■ **Your objective**
Lines holding the string "symbol" are the ones to copy; find them all in the data.

■ **Data shown**
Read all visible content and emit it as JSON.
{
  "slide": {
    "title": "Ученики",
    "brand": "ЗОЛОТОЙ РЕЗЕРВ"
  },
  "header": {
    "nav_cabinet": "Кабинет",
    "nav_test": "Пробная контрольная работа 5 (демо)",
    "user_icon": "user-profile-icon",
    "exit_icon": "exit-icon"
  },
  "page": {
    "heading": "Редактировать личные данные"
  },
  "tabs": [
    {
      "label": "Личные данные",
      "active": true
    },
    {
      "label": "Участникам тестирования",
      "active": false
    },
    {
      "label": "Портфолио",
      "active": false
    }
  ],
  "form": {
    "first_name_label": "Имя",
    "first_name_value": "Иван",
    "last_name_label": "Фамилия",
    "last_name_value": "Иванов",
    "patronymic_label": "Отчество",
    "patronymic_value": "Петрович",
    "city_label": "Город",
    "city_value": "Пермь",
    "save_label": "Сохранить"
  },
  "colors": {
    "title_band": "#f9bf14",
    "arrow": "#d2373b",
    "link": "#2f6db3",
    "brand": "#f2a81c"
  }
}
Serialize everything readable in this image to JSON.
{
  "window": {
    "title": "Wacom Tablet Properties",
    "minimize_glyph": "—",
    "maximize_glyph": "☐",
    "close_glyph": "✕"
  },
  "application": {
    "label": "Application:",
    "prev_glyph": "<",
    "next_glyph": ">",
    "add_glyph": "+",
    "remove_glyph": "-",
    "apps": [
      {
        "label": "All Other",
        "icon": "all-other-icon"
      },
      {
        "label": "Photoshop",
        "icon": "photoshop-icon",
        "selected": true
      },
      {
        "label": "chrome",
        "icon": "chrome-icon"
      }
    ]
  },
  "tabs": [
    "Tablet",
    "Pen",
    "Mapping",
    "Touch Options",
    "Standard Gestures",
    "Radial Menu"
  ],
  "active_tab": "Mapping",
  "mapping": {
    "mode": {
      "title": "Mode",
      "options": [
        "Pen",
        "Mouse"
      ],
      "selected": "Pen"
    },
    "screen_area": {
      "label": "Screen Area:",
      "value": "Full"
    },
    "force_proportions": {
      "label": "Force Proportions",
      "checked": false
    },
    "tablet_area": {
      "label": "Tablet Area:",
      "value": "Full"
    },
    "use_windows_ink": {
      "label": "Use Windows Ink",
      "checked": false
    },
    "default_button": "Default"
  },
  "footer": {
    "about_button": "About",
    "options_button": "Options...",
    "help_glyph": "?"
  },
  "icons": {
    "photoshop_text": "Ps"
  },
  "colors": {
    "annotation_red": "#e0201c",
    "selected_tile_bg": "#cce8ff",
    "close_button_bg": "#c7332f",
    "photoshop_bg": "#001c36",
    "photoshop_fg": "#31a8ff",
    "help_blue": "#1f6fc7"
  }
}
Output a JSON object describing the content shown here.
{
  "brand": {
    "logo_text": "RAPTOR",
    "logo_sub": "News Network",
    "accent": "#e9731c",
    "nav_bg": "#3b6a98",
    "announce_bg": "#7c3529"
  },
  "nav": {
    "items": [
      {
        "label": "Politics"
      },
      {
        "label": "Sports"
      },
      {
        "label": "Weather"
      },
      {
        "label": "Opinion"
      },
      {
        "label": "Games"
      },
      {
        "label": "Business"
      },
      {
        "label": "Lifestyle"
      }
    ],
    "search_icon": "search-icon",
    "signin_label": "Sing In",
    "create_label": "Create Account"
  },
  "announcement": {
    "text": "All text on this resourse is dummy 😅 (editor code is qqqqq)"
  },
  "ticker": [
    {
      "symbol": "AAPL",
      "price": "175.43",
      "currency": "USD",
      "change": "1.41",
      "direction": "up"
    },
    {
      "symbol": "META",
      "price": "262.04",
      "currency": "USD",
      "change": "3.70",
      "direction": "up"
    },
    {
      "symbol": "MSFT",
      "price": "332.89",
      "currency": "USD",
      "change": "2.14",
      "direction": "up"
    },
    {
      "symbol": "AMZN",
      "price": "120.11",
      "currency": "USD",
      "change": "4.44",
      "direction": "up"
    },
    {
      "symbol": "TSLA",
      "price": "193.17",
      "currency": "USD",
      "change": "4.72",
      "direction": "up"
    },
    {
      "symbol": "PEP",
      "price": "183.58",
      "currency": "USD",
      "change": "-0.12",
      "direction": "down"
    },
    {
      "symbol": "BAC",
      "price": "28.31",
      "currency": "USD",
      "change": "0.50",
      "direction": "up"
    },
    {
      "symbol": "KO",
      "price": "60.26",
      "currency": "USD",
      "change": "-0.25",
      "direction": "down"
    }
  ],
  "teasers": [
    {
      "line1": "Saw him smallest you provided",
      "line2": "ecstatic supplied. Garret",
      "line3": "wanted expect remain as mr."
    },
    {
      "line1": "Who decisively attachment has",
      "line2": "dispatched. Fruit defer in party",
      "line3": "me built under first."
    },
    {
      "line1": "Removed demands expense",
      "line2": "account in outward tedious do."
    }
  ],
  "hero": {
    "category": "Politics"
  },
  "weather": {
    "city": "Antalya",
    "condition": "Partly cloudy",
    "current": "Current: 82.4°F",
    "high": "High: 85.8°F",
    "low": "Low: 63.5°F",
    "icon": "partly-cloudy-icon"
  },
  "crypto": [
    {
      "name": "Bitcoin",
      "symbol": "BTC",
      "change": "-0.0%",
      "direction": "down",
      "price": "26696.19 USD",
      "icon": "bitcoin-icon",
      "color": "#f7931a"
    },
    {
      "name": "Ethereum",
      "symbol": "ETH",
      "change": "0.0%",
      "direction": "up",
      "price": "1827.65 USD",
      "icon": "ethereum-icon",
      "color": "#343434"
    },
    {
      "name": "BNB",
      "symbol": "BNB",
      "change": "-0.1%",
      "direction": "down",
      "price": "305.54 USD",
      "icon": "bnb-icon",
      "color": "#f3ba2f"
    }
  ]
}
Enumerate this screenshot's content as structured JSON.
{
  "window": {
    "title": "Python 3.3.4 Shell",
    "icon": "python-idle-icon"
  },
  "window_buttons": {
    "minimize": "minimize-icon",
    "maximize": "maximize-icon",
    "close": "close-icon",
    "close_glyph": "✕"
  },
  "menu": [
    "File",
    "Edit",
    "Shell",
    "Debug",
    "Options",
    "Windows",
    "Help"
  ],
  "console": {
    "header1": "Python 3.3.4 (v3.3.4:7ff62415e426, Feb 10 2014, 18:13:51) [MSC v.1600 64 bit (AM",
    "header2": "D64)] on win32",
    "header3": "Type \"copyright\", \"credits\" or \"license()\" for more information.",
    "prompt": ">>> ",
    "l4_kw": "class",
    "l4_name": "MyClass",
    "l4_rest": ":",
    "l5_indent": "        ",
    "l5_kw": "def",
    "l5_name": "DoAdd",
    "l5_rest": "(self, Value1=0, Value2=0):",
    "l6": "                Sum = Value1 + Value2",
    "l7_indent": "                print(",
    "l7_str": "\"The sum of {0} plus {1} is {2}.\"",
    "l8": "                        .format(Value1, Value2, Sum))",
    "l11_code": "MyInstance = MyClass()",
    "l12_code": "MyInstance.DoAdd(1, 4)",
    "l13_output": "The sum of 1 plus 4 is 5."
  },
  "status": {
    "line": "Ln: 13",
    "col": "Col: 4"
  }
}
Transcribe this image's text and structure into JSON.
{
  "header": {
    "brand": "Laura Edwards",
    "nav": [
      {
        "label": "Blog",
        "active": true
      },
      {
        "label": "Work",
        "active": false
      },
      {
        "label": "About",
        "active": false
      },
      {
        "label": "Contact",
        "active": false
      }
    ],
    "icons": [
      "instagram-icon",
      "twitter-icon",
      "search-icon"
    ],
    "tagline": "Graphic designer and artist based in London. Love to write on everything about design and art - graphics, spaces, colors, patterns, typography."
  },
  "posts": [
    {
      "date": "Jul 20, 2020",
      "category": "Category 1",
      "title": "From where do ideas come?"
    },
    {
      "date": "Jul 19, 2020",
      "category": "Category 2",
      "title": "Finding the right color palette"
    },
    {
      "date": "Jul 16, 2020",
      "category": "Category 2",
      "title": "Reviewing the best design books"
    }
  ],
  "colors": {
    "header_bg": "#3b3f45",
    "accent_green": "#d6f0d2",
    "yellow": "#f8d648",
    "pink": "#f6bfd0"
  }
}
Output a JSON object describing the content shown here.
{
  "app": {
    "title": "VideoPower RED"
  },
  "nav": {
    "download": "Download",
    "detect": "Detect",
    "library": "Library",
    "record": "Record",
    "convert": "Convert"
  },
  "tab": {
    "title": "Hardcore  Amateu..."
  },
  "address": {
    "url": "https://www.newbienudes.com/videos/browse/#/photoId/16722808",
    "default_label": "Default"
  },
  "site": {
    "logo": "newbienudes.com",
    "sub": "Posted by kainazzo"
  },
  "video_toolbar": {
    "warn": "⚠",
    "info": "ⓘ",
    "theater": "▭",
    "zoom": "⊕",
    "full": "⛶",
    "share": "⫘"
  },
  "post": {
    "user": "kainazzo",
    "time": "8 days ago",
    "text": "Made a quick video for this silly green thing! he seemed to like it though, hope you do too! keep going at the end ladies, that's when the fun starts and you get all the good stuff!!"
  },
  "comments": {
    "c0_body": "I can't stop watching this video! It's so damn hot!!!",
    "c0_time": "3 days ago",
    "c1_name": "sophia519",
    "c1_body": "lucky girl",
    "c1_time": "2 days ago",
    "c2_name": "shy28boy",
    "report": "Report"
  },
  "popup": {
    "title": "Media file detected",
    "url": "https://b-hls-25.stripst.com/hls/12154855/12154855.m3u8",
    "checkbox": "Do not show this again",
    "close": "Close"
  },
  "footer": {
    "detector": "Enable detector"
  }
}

■ **Exercise response**
      "symbol": "AAPL",
      "symbol": "META",
      "symbol": "MSFT",
      "symbol": "AMZN",
      "symbol": "TSLA",
      "symbol": "PEP",
      "symbol": "BAC",
      "symbol": "KO",
      "symbol": "BTC",
      "symbol": "ETH",
      "symbol": "BNB",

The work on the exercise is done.